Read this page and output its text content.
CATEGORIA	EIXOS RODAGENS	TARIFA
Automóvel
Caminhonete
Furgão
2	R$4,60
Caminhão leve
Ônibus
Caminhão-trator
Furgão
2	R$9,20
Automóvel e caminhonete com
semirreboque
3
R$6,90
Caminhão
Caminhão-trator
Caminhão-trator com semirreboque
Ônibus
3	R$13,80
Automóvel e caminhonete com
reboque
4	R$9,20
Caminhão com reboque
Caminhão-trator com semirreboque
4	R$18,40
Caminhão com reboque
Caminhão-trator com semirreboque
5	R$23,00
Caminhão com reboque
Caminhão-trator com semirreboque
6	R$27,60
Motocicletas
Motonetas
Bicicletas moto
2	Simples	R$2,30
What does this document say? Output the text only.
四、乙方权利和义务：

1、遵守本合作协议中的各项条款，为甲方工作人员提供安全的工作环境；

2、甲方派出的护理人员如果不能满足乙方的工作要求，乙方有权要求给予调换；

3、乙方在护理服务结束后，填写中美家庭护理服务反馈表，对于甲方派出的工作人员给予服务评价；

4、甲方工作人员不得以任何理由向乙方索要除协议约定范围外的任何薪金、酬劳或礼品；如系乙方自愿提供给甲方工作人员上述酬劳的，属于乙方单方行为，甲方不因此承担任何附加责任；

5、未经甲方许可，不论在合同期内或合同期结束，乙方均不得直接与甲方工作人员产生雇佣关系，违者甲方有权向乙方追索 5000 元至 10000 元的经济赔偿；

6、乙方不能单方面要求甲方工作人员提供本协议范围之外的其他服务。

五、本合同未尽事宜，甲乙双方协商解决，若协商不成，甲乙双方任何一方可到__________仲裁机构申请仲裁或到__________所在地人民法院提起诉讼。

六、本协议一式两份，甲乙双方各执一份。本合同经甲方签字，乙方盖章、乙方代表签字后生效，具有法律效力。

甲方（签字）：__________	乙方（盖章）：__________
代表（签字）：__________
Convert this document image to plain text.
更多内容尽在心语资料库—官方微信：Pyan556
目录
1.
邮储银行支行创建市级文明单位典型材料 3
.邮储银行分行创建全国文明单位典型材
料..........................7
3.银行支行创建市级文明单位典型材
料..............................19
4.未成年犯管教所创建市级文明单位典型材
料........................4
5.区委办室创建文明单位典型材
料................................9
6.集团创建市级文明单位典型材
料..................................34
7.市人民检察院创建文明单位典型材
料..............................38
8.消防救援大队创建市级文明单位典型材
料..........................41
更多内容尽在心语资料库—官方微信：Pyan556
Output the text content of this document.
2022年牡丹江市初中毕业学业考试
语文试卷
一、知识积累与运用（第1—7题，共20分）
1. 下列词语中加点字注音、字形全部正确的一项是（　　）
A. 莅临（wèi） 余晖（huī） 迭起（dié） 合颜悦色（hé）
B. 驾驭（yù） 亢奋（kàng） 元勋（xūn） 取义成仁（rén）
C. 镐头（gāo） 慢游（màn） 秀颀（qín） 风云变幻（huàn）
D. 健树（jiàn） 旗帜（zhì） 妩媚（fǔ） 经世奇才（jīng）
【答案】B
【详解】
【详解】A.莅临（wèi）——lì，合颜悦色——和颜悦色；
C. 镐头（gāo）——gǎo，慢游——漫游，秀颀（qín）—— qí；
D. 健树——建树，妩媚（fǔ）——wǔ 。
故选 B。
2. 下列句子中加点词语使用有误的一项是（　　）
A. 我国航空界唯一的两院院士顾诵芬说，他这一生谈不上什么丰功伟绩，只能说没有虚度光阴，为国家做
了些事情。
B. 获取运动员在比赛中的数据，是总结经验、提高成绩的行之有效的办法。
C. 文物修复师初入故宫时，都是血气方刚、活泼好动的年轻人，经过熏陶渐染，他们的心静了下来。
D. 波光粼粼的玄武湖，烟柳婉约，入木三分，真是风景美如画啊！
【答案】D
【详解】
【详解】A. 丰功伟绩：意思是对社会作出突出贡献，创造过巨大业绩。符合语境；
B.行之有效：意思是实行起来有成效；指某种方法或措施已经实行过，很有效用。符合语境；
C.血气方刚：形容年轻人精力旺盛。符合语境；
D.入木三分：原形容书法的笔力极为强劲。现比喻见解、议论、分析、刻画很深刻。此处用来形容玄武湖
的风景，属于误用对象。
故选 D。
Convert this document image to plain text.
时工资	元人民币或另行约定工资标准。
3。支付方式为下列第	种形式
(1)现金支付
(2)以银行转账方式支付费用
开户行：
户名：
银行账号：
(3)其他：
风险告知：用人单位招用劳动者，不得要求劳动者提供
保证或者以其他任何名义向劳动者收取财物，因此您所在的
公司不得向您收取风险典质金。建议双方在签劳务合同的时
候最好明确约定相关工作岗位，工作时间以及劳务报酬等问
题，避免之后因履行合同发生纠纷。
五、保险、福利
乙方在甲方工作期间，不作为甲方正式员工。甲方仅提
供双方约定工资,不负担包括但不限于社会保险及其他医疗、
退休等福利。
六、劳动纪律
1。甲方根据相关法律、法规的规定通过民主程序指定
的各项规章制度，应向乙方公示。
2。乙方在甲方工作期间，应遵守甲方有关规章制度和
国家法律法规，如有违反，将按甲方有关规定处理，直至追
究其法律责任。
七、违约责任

Brief:
Using the records given above, list every line that includes the word "document".

Solution for this exercise:
What does this document say? Output the text only.
Convert this document image to plain text.
Output the text content of this document.
Convert this document image to plain text.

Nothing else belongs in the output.